§ **WHAT IS REQUIRED**: Repeat every record below exactly, omitting any pictures.

--- begin ---

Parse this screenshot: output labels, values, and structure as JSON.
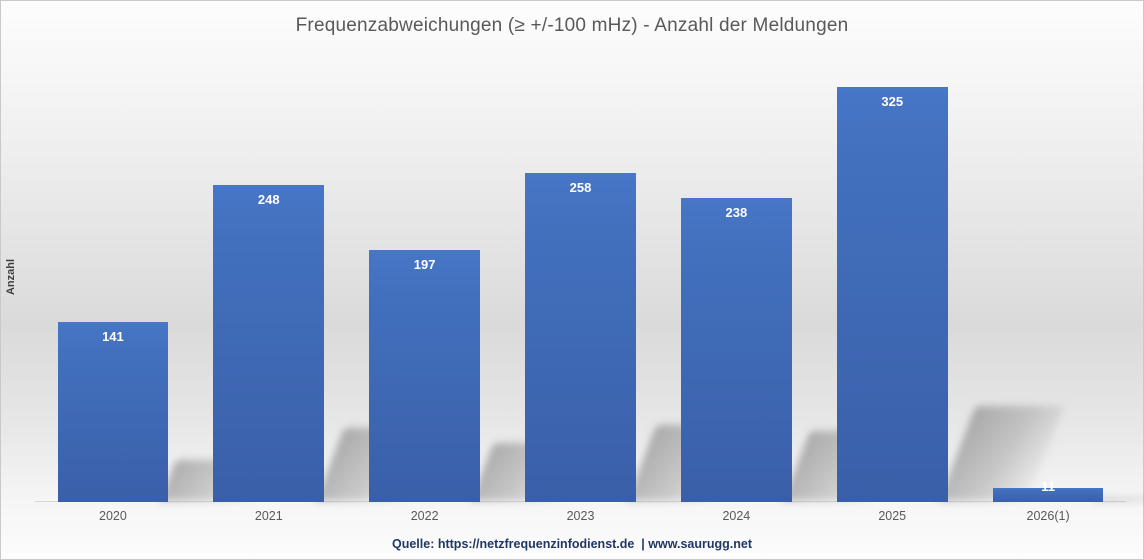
{
  "title": "Frequenzabweichungen (≥ +/-100 mHz) - Anzahl der Meldungen",
  "y_axis_title": "Anzahl",
  "source_line": "Quelle: https://netzfrequenzinfodienst.de  | www.saurugg.net",
  "colors": {
    "bar_top": "#4876c8",
    "bar_bottom": "#3a5fa9",
    "title_text": "#595959",
    "axis_label_text": "#595959",
    "source_text": "#1f3864",
    "value_label_text": "#ffffff"
  },
  "chart_data": {
    "type": "bar",
    "categories": [
      "2020",
      "2021",
      "2022",
      "2023",
      "2024",
      "2025",
      "2026(1)"
    ],
    "values": [
      141,
      248,
      197,
      258,
      238,
      325,
      11
    ],
    "title": "Frequenzabweichungen (≥ +/-100 mHz) - Anzahl der Meldungen",
    "xlabel": "",
    "ylabel": "Anzahl",
    "ylim": [
      0,
      347
    ],
    "grid": false,
    "legend": false,
    "data_label_position": "inside-end",
    "bar_effects": "perspective shadow lower-right, vertical blue gradient"
  }
}
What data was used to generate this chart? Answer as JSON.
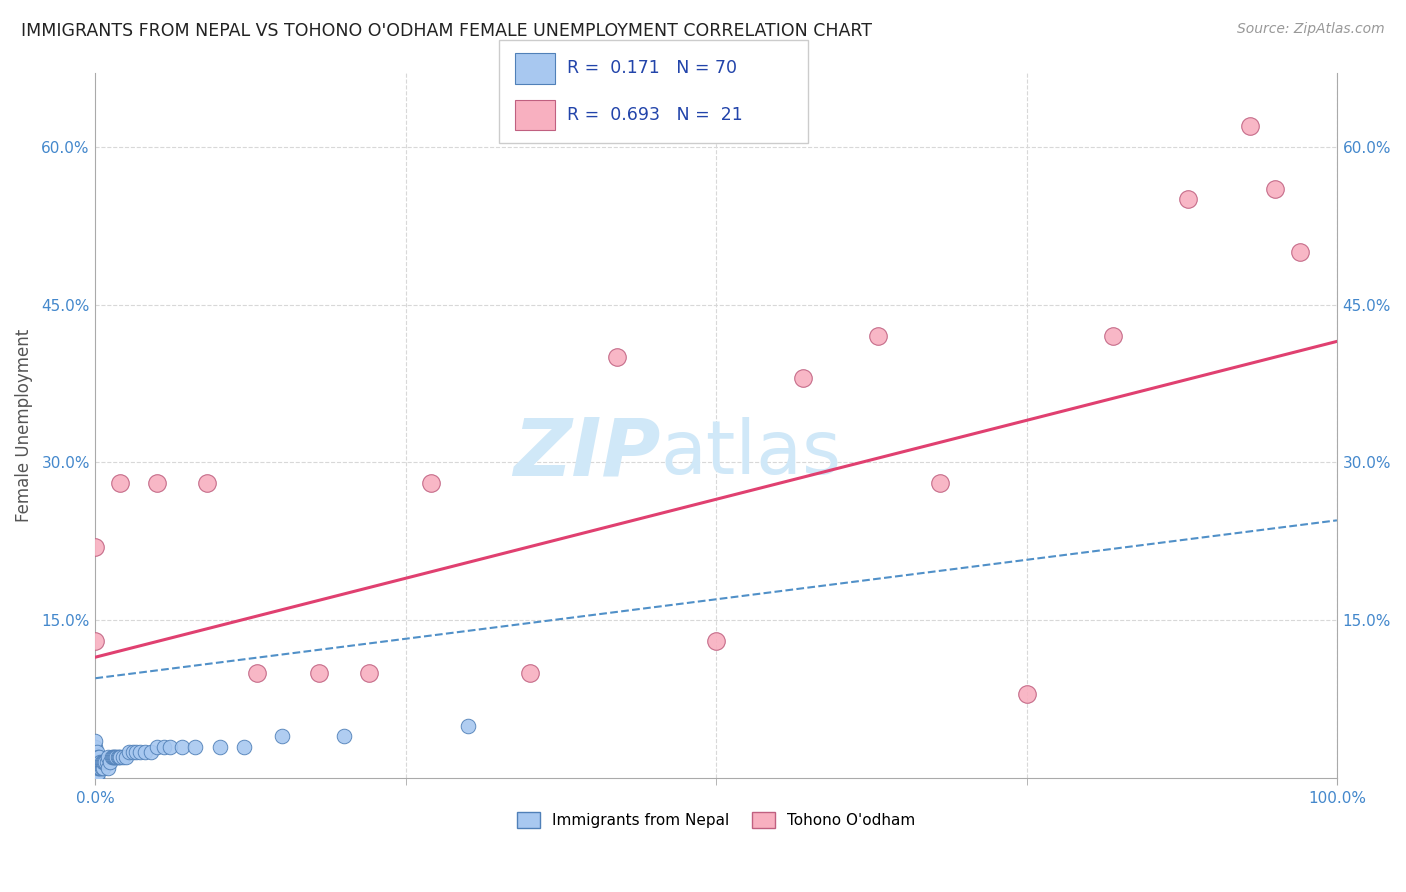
{
  "title": "IMMIGRANTS FROM NEPAL VS TOHONO O'ODHAM FEMALE UNEMPLOYMENT CORRELATION CHART",
  "source": "Source: ZipAtlas.com",
  "ylabel": "Female Unemployment",
  "ytick_vals": [
    0.0,
    0.15,
    0.3,
    0.45,
    0.6
  ],
  "ytick_labels": [
    "",
    "15.0%",
    "30.0%",
    "45.0%",
    "60.0%"
  ],
  "xtick_vals": [
    0.0,
    1.0
  ],
  "xtick_labels": [
    "0.0%",
    "100.0%"
  ],
  "xlim": [
    0.0,
    1.0
  ],
  "ylim": [
    0.0,
    0.67
  ],
  "blue_color": "#a8c8f0",
  "blue_edge": "#5080b8",
  "pink_color": "#f8b0c0",
  "pink_edge": "#c06080",
  "blue_line_color": "#5090c8",
  "pink_line_color": "#e04070",
  "grid_color": "#d8d8d8",
  "tick_color": "#4488cc",
  "watermark_color": "#d0e8f8",
  "legend_box_edge": "#cccccc",
  "r1": 0.171,
  "n1": 70,
  "r2": 0.693,
  "n2": 21,
  "nepal_x": [
    0.0,
    0.0,
    0.0,
    0.0,
    0.0,
    0.0,
    0.0,
    0.0,
    0.0,
    0.0,
    0.0,
    0.0,
    0.0,
    0.0,
    0.0,
    0.0,
    0.0,
    0.0,
    0.0,
    0.0,
    0.001,
    0.001,
    0.001,
    0.001,
    0.001,
    0.001,
    0.002,
    0.002,
    0.002,
    0.003,
    0.003,
    0.003,
    0.004,
    0.004,
    0.005,
    0.005,
    0.006,
    0.006,
    0.007,
    0.008,
    0.009,
    0.01,
    0.01,
    0.012,
    0.013,
    0.014,
    0.015,
    0.016,
    0.017,
    0.018,
    0.019,
    0.02,
    0.022,
    0.025,
    0.027,
    0.03,
    0.033,
    0.036,
    0.04,
    0.045,
    0.05,
    0.055,
    0.06,
    0.07,
    0.08,
    0.1,
    0.12,
    0.15,
    0.2,
    0.3
  ],
  "nepal_y": [
    0.0,
    0.0,
    0.0,
    0.0,
    0.0,
    0.005,
    0.005,
    0.005,
    0.01,
    0.01,
    0.01,
    0.015,
    0.015,
    0.02,
    0.02,
    0.02,
    0.025,
    0.025,
    0.03,
    0.035,
    0.0,
    0.005,
    0.01,
    0.015,
    0.02,
    0.025,
    0.005,
    0.01,
    0.02,
    0.01,
    0.015,
    0.02,
    0.01,
    0.015,
    0.01,
    0.015,
    0.01,
    0.015,
    0.015,
    0.015,
    0.015,
    0.01,
    0.02,
    0.015,
    0.02,
    0.02,
    0.02,
    0.02,
    0.02,
    0.02,
    0.02,
    0.02,
    0.02,
    0.02,
    0.025,
    0.025,
    0.025,
    0.025,
    0.025,
    0.025,
    0.03,
    0.03,
    0.03,
    0.03,
    0.03,
    0.03,
    0.03,
    0.04,
    0.04,
    0.05
  ],
  "tohono_x": [
    0.0,
    0.0,
    0.02,
    0.05,
    0.09,
    0.13,
    0.18,
    0.22,
    0.27,
    0.35,
    0.42,
    0.5,
    0.57,
    0.63,
    0.68,
    0.75,
    0.82,
    0.88,
    0.93,
    0.95,
    0.97
  ],
  "tohono_y": [
    0.13,
    0.22,
    0.28,
    0.28,
    0.28,
    0.1,
    0.1,
    0.1,
    0.28,
    0.1,
    0.4,
    0.13,
    0.38,
    0.42,
    0.28,
    0.08,
    0.42,
    0.55,
    0.62,
    0.56,
    0.5
  ],
  "blue_line_x0": 0.0,
  "blue_line_y0": 0.095,
  "blue_line_x1": 1.0,
  "blue_line_y1": 0.245,
  "pink_line_x0": 0.0,
  "pink_line_y0": 0.115,
  "pink_line_x1": 1.0,
  "pink_line_y1": 0.415
}
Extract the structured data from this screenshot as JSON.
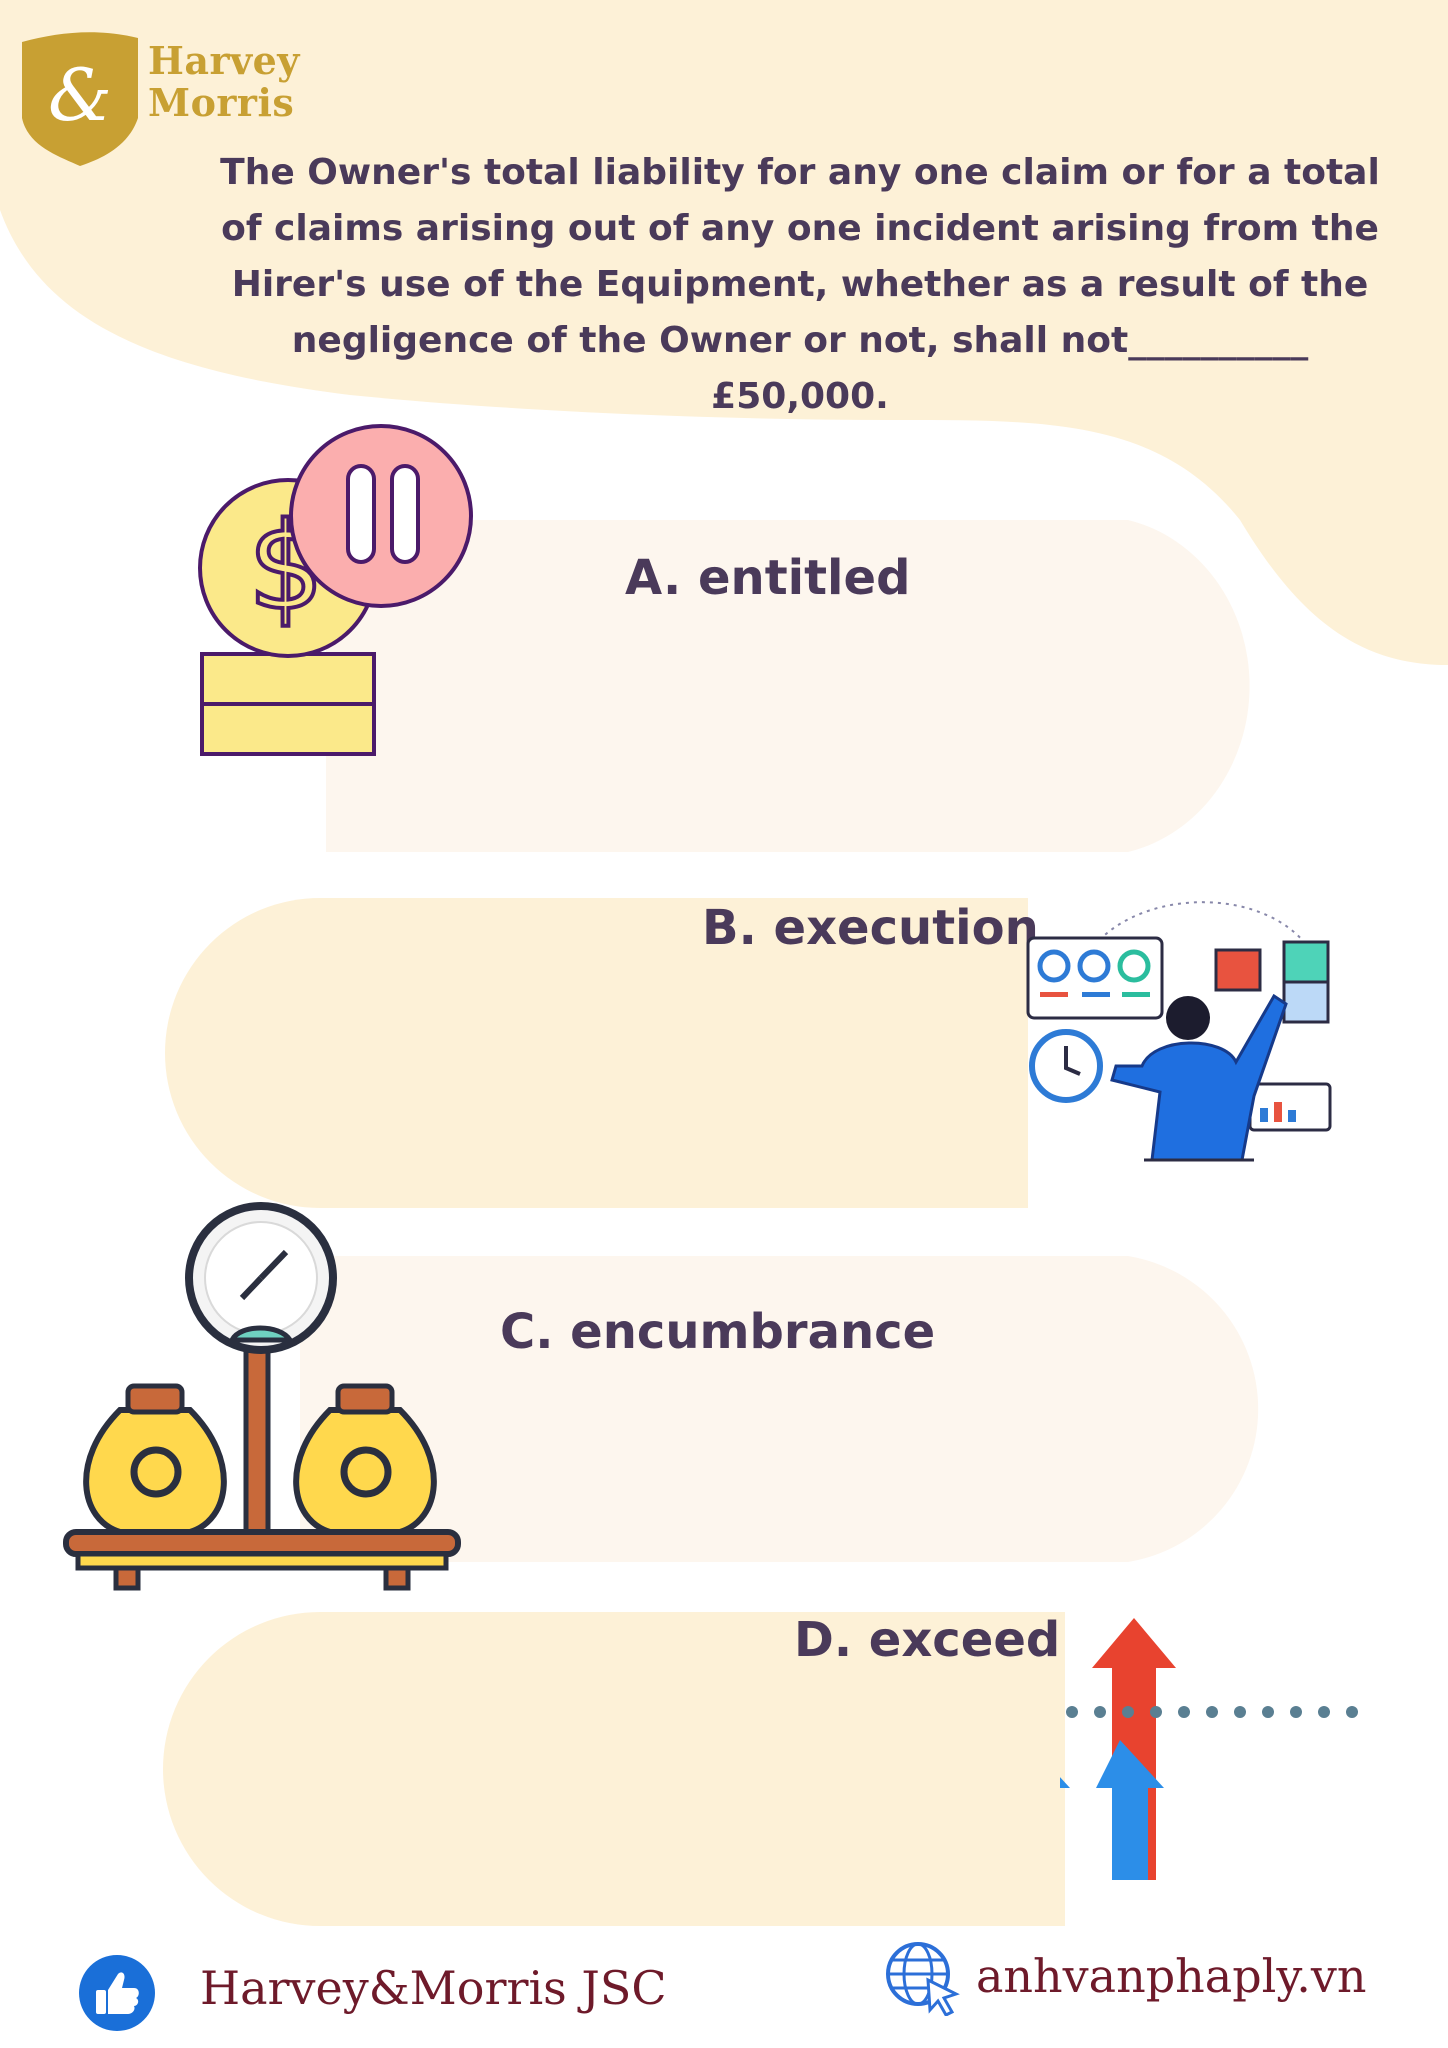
{
  "brand": {
    "line1": "Harvey",
    "line2": "Morris",
    "emblem": "&"
  },
  "question": "The Owner's total liability for any one claim or for a total of claims arising out of any one incident arising from the Hirer's use of the Equipment, whether as a result of the negligence of the Owner or not, shall not__________ £50,000.",
  "options": [
    {
      "label": "A. entitled",
      "icon": "coins-icon"
    },
    {
      "label": "B. execution",
      "icon": "business-person-illustration"
    },
    {
      "label": "C. encumbrance",
      "icon": "balance-scale-icon"
    },
    {
      "label": "D. exceed",
      "icon": "growth-arrows-icon"
    }
  ],
  "footer": {
    "company": "Harvey&Morris JSC",
    "website": "anhvanphaply.vn",
    "left_icon": "thumbs-up-icon",
    "right_icon": "globe-icon"
  },
  "colors": {
    "background_shape": "#fdf1d7",
    "card": "#fdf6ee",
    "card_alt": "#fdf1d7",
    "text": "#4a3a5a",
    "brand_gold": "#c8a033",
    "footer_text": "#6e1a2a"
  }
}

--- end ---

§ **ANSWER TO THE TASK**:
Parse this screenshot: output labels, values, and structure as JSON.
{
  "title": "Frequenzabweichungen (≥ +/-100 mHz) - Anzahl der Meldungen",
  "y_axis_title": "Anzahl",
  "source_line": "Quelle: https://netzfrequenzinfodienst.de  | www.saurugg.net",
  "colors": {
    "bar_top": "#4876c8",
    "bar_bottom": "#3a5fa9",
    "title_text": "#595959",
    "axis_label_text": "#595959",
    "source_text": "#1f3864",
    "value_label_text": "#ffffff"
  },
  "chart_data": {
    "type": "bar",
    "categories": [
      "2020",
      "2021",
      "2022",
      "2023",
      "2024",
      "2025",
      "2026(1)"
    ],
    "values": [
      141,
      248,
      197,
      258,
      238,
      325,
      11
    ],
    "title": "Frequenzabweichungen (≥ +/-100 mHz) - Anzahl der Meldungen",
    "xlabel": "",
    "ylabel": "Anzahl",
    "ylim": [
      0,
      347
    ],
    "grid": false,
    "legend": false,
    "data_label_position": "inside-end",
    "bar_effects": "perspective shadow lower-right, vertical blue gradient"
  }
}
What data was used to generate this chart? Answer as JSON.
{
  "title": "IMMIGRANTS FROM NEPAL VS TOHONO O'ODHAM FEMALE UNEMPLOYMENT CORRELATION CHART",
  "source": "Source: ZipAtlas.com",
  "ylabel": "Female Unemployment",
  "ytick_vals": [
    0.0,
    0.15,
    0.3,
    0.45,
    0.6
  ],
  "ytick_labels": [
    "",
    "15.0%",
    "30.0%",
    "45.0%",
    "60.0%"
  ],
  "xtick_vals": [
    0.0,
    1.0
  ],
  "xtick_labels": [
    "0.0%",
    "100.0%"
  ],
  "xlim": [
    0.0,
    1.0
  ],
  "ylim": [
    0.0,
    0.67
  ],
  "blue_color": "#a8c8f0",
  "blue_edge": "#5080b8",
  "pink_color": "#f8b0c0",
  "pink_edge": "#c06080",
  "blue_line_color": "#5090c8",
  "pink_line_color": "#e04070",
  "grid_color": "#d8d8d8",
  "tick_color": "#4488cc",
  "watermark_color": "#d0e8f8",
  "legend_box_edge": "#cccccc",
  "r1": 0.171,
  "n1": 70,
  "r2": 0.693,
  "n2": 21,
  "nepal_x": [
    0.0,
    0.0,
    0.0,
    0.0,
    0.0,
    0.0,
    0.0,
    0.0,
    0.0,
    0.0,
    0.0,
    0.0,
    0.0,
    0.0,
    0.0,
    0.0,
    0.0,
    0.0,
    0.0,
    0.0,
    0.001,
    0.001,
    0.001,
    0.001,
    0.001,
    0.001,
    0.002,
    0.002,
    0.002,
    0.003,
    0.003,
    0.003,
    0.004,
    0.004,
    0.005,
    0.005,
    0.006,
    0.006,
    0.007,
    0.008,
    0.009,
    0.01,
    0.01,
    0.012,
    0.013,
    0.014,
    0.015,
    0.016,
    0.017,
    0.018,
    0.019,
    0.02,
    0.022,
    0.025,
    0.027,
    0.03,
    0.033,
    0.036,
    0.04,
    0.045,
    0.05,
    0.055,
    0.06,
    0.07,
    0.08,
    0.1,
    0.12,
    0.15,
    0.2,
    0.3
  ],
  "nepal_y": [
    0.0,
    0.0,
    0.0,
    0.0,
    0.0,
    0.005,
    0.005,
    0.005,
    0.01,
    0.01,
    0.01,
    0.015,
    0.015,
    0.02,
    0.02,
    0.02,
    0.025,
    0.025,
    0.03,
    0.035,
    0.0,
    0.005,
    0.01,
    0.015,
    0.02,
    0.025,
    0.005,
    0.01,
    0.02,
    0.01,
    0.015,
    0.02,
    0.01,
    0.015,
    0.01,
    0.015,
    0.01,
    0.015,
    0.015,
    0.015,
    0.015,
    0.01,
    0.02,
    0.015,
    0.02,
    0.02,
    0.02,
    0.02,
    0.02,
    0.02,
    0.02,
    0.02,
    0.02,
    0.02,
    0.025,
    0.025,
    0.025,
    0.025,
    0.025,
    0.025,
    0.03,
    0.03,
    0.03,
    0.03,
    0.03,
    0.03,
    0.03,
    0.04,
    0.04,
    0.05
  ],
  "tohono_x": [
    0.0,
    0.0,
    0.02,
    0.05,
    0.09,
    0.13,
    0.18,
    0.22,
    0.27,
    0.35,
    0.42,
    0.5,
    0.57,
    0.63,
    0.68,
    0.75,
    0.82,
    0.88,
    0.93,
    0.95,
    0.97
  ],
  "tohono_y": [
    0.13,
    0.22,
    0.28,
    0.28,
    0.28,
    0.1,
    0.1,
    0.1,
    0.28,
    0.1,
    0.4,
    0.13,
    0.38,
    0.42,
    0.28,
    0.08,
    0.42,
    0.55,
    0.62,
    0.56,
    0.5
  ],
  "blue_line_x0": 0.0,
  "blue_line_y0": 0.095,
  "blue_line_x1": 1.0,
  "blue_line_y1": 0.245,
  "pink_line_x0": 0.0,
  "pink_line_y0": 0.115,
  "pink_line_x1": 1.0,
  "pink_line_y1": 0.415
}
Extract the structured data from this screenshot as JSON.
{
  "brand": {
    "line1": "Harvey",
    "line2": "Morris",
    "emblem": "&"
  },
  "question": "The Owner's total liability for any one claim or for a total of claims arising out of any one incident arising from the Hirer's use of the Equipment, whether as a result of the negligence of the Owner or not, shall not__________ £50,000.",
  "options": [
    {
      "label": "A. entitled",
      "icon": "coins-icon"
    },
    {
      "label": "B. execution",
      "icon": "business-person-illustration"
    },
    {
      "label": "C. encumbrance",
      "icon": "balance-scale-icon"
    },
    {
      "label": "D. exceed",
      "icon": "growth-arrows-icon"
    }
  ],
  "footer": {
    "company": "Harvey&Morris JSC",
    "website": "anhvanphaply.vn",
    "left_icon": "thumbs-up-icon",
    "right_icon": "globe-icon"
  },
  "colors": {
    "background_shape": "#fdf1d7",
    "card": "#fdf6ee",
    "card_alt": "#fdf1d7",
    "text": "#4a3a5a",
    "brand_gold": "#c8a033",
    "footer_text": "#6e1a2a"
  }
}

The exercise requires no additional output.